Data extracted from a collection:
##############################
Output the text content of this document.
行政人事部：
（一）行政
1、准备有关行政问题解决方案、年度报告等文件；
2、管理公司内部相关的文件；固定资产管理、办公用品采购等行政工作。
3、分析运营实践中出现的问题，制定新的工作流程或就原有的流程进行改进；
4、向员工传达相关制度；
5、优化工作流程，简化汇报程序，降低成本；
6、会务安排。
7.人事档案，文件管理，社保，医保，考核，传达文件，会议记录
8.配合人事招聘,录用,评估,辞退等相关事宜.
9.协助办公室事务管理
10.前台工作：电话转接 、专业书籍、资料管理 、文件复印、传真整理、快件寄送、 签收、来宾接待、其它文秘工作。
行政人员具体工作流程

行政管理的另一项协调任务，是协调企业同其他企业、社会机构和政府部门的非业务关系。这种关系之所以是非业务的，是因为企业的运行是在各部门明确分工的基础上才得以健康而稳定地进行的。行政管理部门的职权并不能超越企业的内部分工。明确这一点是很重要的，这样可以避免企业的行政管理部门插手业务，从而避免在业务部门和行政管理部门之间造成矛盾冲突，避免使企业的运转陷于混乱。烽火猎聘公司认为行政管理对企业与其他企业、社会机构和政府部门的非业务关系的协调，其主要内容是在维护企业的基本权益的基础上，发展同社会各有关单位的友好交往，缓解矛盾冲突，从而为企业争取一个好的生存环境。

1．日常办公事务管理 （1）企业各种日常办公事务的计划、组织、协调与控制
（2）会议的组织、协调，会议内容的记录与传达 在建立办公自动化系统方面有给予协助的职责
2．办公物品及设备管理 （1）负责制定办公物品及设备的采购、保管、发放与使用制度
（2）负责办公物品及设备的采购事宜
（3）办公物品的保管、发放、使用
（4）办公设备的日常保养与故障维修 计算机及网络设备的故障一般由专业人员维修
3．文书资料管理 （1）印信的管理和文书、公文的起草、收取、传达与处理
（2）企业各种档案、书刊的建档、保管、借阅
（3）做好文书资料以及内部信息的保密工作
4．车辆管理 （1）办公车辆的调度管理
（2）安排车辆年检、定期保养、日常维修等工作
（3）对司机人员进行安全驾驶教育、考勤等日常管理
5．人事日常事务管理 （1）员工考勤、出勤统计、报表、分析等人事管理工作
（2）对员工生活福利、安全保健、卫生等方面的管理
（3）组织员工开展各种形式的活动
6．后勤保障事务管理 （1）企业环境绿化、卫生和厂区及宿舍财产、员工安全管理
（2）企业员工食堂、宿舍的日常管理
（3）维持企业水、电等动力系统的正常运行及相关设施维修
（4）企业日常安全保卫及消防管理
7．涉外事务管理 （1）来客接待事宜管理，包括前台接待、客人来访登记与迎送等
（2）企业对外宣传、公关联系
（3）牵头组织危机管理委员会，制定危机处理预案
##############################
What you have to do >>
Print back all the lines verbatim.

Result for this exercise >>
Output the text content of this document.
行政人事部：
（一）行政
1、准备有关行政问题解决方案、年度报告等文件；
2、管理公司内部相关的文件；固定资产管理、办公用品采购等行政工作。
3、分析运营实践中出现的问题，制定新的工作流程或就原有的流程进行改进；
4、向员工传达相关制度；
5、优化工作流程，简化汇报程序，降低成本；
6、会务安排。
7.人事档案，文件管理，社保，医保，考核，传达文件，会议记录
8.配合人事招聘,录用,评估,辞退等相关事宜.
9.协助办公室事务管理
10.前台工作：电话转接 、专业书籍、资料管理 、文件复印、传真整理、快件寄送、 签收、来宾接待、其它文秘工作。
行政人员具体工作流程

行政管理的另一项协调任务，是协调企业同其他企业、社会机构和政府部门的非业务关系。这种关系之所以是非业务的，是因为企业的运行是在各部门明确分工的基础上才得以健康而稳定地进行的。行政管理部门的职权并不能超越企业的内部分工。明确这一点是很重要的，这样可以避免企业的行政管理部门插手业务，从而避免在业务部门和行政管理部门之间造成矛盾冲突，避免使企业的运转陷于混乱。烽火猎聘公司认为行政管理对企业与其他企业、社会机构和政府部门的非业务关系的协调，其主要内容是在维护企业的基本权益的基础上，发展同社会各有关单位的友好交往，缓解矛盾冲突，从而为企业争取一个好的生存环境。

1．日常办公事务管理 （1）企业各种日常办公事务的计划、组织、协调与控制
（2）会议的组织、协调，会议内容的记录与传达 在建立办公自动化系统方面有给予协助的职责
2．办公物品及设备管理 （1）负责制定办公物品及设备的采购、保管、发放与使用制度
（2）负责办公物品及设备的采购事宜
（3）办公物品的保管、发放、使用
（4）办公设备的日常保养与故障维修 计算机及网络设备的故障一般由专业人员维修
3．文书资料管理 （1）印信的管理和文书、公文的起草、收取、传达与处理
（2）企业各种档案、书刊的建档、保管、借阅
（3）做好文书资料以及内部信息的保密工作
4．车辆管理 （1）办公车辆的调度管理
（2）安排车辆年检、定期保养、日常维修等工作
（3）对司机人员进行安全驾驶教育、考勤等日常管理
5．人事日常事务管理 （1）员工考勤、出勤统计、报表、分析等人事管理工作
（2）对员工生活福利、安全保健、卫生等方面的管理
（3）组织员工开展各种形式的活动
6．后勤保障事务管理 （1）企业环境绿化、卫生和厂区及宿舍财产、员工安全管理
（2）企业员工食堂、宿舍的日常管理
（3）维持企业水、电等动力系统的正常运行及相关设施维修
（4）企业日常安全保卫及消防管理
7．涉外事务管理 （1）来客接待事宜管理，包括前台接待、客人来访登记与迎送等
（2）企业对外宣传、公关联系
（3）牵头组织危机管理委员会，制定危机处理预案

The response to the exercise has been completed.